What the task asks: Can you pull out each line of the data below that includes the word "still"?

[Collected data]

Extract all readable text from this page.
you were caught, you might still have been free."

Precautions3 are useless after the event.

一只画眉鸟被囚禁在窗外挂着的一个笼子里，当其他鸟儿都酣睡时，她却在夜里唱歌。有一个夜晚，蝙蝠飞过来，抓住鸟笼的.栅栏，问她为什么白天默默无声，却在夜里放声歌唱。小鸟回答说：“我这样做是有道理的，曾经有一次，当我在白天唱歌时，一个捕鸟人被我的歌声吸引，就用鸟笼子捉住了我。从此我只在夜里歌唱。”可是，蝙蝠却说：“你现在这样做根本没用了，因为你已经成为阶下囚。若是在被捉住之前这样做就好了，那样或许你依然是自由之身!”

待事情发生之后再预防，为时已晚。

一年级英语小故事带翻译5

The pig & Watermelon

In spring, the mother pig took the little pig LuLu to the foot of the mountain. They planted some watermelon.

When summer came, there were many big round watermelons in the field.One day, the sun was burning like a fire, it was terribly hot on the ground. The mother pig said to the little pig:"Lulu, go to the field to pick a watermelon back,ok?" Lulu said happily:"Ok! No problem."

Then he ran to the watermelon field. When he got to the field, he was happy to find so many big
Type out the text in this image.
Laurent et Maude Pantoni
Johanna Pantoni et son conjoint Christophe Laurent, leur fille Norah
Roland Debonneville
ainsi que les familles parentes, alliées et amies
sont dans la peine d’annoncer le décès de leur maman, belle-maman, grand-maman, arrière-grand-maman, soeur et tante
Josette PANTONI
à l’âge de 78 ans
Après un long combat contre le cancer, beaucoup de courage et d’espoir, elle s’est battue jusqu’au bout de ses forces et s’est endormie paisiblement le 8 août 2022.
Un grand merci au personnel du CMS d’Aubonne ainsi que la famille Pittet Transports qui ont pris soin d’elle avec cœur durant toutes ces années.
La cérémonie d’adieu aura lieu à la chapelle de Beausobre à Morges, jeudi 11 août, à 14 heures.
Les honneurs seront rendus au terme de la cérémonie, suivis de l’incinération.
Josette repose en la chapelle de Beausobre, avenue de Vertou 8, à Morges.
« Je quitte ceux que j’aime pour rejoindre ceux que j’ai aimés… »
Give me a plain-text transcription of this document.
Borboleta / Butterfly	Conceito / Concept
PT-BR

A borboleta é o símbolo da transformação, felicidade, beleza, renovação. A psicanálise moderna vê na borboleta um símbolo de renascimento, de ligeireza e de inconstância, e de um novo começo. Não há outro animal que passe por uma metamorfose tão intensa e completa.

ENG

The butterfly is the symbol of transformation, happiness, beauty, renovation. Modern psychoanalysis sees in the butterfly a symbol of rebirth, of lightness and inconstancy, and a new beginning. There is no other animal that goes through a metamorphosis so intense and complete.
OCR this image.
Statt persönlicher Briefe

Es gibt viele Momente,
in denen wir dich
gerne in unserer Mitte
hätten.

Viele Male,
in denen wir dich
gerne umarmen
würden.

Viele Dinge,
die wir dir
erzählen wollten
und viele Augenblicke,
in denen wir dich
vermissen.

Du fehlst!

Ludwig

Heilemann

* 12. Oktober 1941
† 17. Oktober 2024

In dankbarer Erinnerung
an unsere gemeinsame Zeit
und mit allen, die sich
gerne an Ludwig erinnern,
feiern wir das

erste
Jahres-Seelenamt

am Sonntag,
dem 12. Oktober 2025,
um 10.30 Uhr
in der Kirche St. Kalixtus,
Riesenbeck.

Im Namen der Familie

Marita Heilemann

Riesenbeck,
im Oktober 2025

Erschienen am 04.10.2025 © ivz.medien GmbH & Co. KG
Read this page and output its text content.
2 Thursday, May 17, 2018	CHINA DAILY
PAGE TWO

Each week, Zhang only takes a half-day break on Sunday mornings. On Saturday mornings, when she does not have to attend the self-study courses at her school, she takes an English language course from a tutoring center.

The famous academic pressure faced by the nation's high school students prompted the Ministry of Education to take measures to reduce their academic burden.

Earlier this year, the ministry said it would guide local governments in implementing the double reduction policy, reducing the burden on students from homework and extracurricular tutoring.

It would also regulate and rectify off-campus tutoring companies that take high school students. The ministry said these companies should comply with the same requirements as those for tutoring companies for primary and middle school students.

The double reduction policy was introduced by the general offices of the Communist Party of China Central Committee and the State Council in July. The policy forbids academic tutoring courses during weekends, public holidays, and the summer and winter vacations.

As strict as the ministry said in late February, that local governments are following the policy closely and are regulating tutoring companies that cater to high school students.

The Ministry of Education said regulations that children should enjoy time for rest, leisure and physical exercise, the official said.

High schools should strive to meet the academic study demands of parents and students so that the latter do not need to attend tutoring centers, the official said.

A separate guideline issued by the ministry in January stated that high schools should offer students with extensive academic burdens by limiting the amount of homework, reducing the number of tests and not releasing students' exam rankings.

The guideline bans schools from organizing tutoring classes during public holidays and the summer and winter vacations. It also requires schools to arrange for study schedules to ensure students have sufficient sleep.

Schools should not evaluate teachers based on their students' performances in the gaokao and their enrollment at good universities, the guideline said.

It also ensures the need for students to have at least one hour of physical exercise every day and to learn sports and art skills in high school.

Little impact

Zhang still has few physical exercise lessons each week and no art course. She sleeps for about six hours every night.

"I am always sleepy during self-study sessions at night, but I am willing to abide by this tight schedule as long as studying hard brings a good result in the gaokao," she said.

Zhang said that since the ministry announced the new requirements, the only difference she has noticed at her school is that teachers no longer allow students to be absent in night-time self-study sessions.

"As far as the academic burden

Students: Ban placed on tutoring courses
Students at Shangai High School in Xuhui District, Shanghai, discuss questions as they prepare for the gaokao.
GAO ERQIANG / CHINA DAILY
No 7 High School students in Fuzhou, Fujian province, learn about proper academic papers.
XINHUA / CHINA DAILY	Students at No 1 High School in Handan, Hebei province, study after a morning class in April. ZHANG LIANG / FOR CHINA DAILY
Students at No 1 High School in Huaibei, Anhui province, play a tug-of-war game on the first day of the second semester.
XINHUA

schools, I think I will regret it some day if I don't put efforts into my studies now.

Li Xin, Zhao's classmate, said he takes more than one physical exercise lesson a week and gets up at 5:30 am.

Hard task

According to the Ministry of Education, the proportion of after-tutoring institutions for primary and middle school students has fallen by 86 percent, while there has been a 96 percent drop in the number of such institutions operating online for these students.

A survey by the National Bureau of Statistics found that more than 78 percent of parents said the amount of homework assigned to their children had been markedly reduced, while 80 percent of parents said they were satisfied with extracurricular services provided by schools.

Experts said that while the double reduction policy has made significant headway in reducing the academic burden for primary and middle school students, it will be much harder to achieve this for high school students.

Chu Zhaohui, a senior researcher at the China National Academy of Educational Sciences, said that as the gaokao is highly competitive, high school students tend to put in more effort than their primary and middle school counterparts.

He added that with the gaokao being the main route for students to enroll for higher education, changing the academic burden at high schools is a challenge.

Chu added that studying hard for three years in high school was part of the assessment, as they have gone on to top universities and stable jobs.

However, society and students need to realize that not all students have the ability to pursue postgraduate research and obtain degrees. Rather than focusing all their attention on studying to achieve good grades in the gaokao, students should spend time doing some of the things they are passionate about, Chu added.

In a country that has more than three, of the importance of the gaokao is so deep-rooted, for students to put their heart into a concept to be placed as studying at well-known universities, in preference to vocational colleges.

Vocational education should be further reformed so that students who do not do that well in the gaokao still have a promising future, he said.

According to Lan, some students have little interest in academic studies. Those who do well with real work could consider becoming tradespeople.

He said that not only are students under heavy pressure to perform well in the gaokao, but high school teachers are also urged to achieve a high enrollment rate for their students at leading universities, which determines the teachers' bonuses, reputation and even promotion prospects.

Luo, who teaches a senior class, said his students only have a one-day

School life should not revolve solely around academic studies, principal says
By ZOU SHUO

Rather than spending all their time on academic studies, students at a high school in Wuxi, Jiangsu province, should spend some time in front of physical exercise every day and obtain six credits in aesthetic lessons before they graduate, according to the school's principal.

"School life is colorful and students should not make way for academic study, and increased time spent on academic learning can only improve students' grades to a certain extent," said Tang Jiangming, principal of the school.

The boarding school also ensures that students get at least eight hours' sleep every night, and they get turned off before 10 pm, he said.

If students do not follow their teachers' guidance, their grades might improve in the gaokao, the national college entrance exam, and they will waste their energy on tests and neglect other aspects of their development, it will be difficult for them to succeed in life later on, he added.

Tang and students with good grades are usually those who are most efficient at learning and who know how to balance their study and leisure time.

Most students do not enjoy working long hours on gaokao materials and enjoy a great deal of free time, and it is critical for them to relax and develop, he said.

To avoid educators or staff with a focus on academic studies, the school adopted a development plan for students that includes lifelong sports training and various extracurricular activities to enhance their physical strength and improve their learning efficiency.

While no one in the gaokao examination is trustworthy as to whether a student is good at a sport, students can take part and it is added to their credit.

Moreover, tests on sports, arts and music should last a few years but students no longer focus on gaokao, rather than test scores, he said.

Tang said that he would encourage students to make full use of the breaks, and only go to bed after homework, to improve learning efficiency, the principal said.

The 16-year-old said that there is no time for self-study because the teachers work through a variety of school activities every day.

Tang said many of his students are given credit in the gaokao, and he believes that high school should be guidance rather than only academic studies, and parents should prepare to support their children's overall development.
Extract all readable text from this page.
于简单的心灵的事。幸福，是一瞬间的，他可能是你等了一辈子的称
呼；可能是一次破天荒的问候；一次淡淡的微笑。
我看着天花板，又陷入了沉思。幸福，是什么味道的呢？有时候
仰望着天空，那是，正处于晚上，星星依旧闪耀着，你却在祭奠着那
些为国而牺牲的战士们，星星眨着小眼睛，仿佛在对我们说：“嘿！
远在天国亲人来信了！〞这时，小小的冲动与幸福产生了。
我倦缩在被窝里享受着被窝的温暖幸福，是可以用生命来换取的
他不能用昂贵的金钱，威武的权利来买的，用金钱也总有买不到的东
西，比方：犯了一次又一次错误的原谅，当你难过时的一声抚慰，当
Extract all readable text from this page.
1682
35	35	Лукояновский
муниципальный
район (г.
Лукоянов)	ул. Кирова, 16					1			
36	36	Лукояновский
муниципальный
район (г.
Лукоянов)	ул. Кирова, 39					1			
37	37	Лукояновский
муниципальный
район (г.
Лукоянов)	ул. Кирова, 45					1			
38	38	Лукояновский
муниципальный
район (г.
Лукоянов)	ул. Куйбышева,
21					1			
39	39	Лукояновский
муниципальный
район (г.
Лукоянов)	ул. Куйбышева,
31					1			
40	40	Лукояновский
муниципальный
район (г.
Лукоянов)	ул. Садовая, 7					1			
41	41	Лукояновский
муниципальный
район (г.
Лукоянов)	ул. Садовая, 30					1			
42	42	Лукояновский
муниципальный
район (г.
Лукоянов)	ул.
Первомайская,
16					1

Task response:
you were caught, you might still have been free."
Zhang still has few physical exercise lessons each week and no art course. She sleeps for about six hours every night.
Vocational education should be further reformed so that students who do not do that well in the gaokao still have a promising future, he said.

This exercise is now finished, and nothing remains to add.